= WHAT THE EXERCISE ASKS =
The entries that follow should be written out exactly.

** BEGIN STORED RECORDS **

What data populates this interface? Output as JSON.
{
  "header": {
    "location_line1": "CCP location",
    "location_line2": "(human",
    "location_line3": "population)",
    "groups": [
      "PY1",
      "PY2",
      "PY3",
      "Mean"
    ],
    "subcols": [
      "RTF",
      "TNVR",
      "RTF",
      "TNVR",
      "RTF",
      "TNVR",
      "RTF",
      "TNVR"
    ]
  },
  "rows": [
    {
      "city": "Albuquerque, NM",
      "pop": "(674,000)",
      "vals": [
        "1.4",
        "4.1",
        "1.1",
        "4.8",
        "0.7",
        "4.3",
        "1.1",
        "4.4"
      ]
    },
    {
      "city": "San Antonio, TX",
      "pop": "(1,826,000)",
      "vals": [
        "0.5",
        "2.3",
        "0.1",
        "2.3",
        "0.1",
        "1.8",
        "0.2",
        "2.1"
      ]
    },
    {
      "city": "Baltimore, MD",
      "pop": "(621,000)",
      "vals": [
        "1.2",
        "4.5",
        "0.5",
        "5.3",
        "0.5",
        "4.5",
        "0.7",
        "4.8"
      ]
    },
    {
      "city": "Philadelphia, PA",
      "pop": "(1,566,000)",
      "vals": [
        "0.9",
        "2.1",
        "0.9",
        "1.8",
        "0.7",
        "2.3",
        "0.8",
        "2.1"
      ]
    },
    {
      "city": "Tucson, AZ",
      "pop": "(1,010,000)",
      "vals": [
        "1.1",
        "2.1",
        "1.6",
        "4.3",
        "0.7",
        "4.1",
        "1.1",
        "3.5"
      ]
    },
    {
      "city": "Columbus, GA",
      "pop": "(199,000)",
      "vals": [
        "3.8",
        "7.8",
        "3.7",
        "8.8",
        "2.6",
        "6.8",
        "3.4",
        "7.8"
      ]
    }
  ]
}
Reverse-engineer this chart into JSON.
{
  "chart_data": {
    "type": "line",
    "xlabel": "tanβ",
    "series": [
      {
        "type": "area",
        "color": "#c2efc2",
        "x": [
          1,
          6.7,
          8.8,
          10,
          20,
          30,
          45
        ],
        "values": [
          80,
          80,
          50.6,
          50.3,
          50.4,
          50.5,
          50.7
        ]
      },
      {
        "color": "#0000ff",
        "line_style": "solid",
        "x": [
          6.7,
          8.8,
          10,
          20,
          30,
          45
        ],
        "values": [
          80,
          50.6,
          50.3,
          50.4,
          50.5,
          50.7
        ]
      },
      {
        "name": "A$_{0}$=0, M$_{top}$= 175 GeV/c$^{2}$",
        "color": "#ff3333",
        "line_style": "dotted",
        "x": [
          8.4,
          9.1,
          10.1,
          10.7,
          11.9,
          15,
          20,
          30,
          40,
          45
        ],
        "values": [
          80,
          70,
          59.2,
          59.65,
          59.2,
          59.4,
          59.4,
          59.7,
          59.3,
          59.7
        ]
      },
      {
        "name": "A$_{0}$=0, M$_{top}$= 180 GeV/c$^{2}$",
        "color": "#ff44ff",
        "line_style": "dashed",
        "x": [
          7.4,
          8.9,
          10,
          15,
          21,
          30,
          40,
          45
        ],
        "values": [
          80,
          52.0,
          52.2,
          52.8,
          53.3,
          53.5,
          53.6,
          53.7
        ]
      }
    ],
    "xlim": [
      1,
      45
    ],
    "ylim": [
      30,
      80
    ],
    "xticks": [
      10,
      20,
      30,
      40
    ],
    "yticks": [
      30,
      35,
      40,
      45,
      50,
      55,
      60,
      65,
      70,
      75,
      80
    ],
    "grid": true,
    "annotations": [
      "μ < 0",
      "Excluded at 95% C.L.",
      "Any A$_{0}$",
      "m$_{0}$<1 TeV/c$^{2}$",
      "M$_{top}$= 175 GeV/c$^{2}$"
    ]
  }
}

** END STORED RECORDS **

= CORRECT RESPONSE =
What data populates this interface? Output as JSON.
{
  "header": {
    "location_line1": "CCP location",
    "location_line2": "(human",
    "location_line3": "population)",
    "groups": [
      "PY1",
      "PY2",
      "PY3",
      "Mean"
    ],
    "subcols": [
      "RTF",
      "TNVR",
      "RTF",
      "TNVR",
      "RTF",
      "TNVR",
      "RTF",
      "TNVR"
    ]
  },
  "rows": [
    {
      "city": "Albuquerque, NM",
      "pop": "(674,000)",
      "vals": [
        "1.4",
        "4.1",
        "1.1",
        "4.8",
        "0.7",
        "4.3",
        "1.1",
        "4.4"
      ]
    },
    {
      "city": "San Antonio, TX",
      "pop": "(1,826,000)",
      "vals": [
        "0.5",
        "2.3",
        "0.1",
        "2.3",
        "0.1",
        "1.8",
        "0.2",
        "2.1"
      ]
    },
    {
      "city": "Baltimore, MD",
      "pop": "(621,000)",
      "vals": [
        "1.2",
        "4.5",
        "0.5",
        "5.3",
        "0.5",
        "4.5",
        "0.7",
        "4.8"
      ]
    },
    {
      "city": "Philadelphia, PA",
      "pop": "(1,566,000)",
      "vals": [
        "0.9",
        "2.1",
        "0.9",
        "1.8",
        "0.7",
        "2.3",
        "0.8",
        "2.1"
      ]
    },
    {
      "city": "Tucson, AZ",
      "pop": "(1,010,000)",
      "vals": [
        "1.1",
        "2.1",
        "1.6",
        "4.3",
        "0.7",
        "4.1",
        "1.1",
        "3.5"
      ]
    },
    {
      "city": "Columbus, GA",
      "pop": "(199,000)",
      "vals": [
        "3.8",
        "7.8",
        "3.7",
        "8.8",
        "2.6",
        "6.8",
        "3.4",
        "7.8"
      ]
    }
  ]
}
Reverse-engineer this chart into JSON.
{
  "chart_data": {
    "type": "line",
    "xlabel": "tanβ",
    "series": [
      {
        "type": "area",
        "color": "#c2efc2",
        "x": [
          1,
          6.7,
          8.8,
          10,
          20,
          30,
          45
        ],
        "values": [
          80,
          80,
          50.6,
          50.3,
          50.4,
          50.5,
          50.7
        ]
      },
      {
        "color": "#0000ff",
        "line_style": "solid",
        "x": [
          6.7,
          8.8,
          10,
          20,
          30,
          45
        ],
        "values": [
          80,
          50.6,
          50.3,
          50.4,
          50.5,
          50.7
        ]
      },
      {
        "name": "A$_{0}$=0, M$_{top}$= 175 GeV/c$^{2}$",
        "color": "#ff3333",
        "line_style": "dotted",
        "x": [
          8.4,
          9.1,
          10.1,
          10.7,
          11.9,
          15,
          20,
          30,
          40,
          45
        ],
        "values": [
          80,
          70,
          59.2,
          59.65,
          59.2,
          59.4,
          59.4,
          59.7,
          59.3,
          59.7
        ]
      },
      {
        "name": "A$_{0}$=0, M$_{top}$= 180 GeV/c$^{2}$",
        "color": "#ff44ff",
        "line_style": "dashed",
        "x": [
          7.4,
          8.9,
          10,
          15,
          21,
          30,
          40,
          45
        ],
        "values": [
          80,
          52.0,
          52.2,
          52.8,
          53.3,
          53.5,
          53.6,
          53.7
        ]
      }
    ],
    "xlim": [
      1,
      45
    ],
    "ylim": [
      30,
      80
    ],
    "xticks": [
      10,
      20,
      30,
      40
    ],
    "yticks": [
      30,
      35,
      40,
      45,
      50,
      55,
      60,
      65,
      70,
      75,
      80
    ],
    "grid": true,
    "annotations": [
      "μ < 0",
      "Excluded at 95% C.L.",
      "Any A$_{0}$",
      "m$_{0}$<1 TeV/c$^{2}$",
      "M$_{top}$= 175 GeV/c$^{2}$"
    ]
  }
}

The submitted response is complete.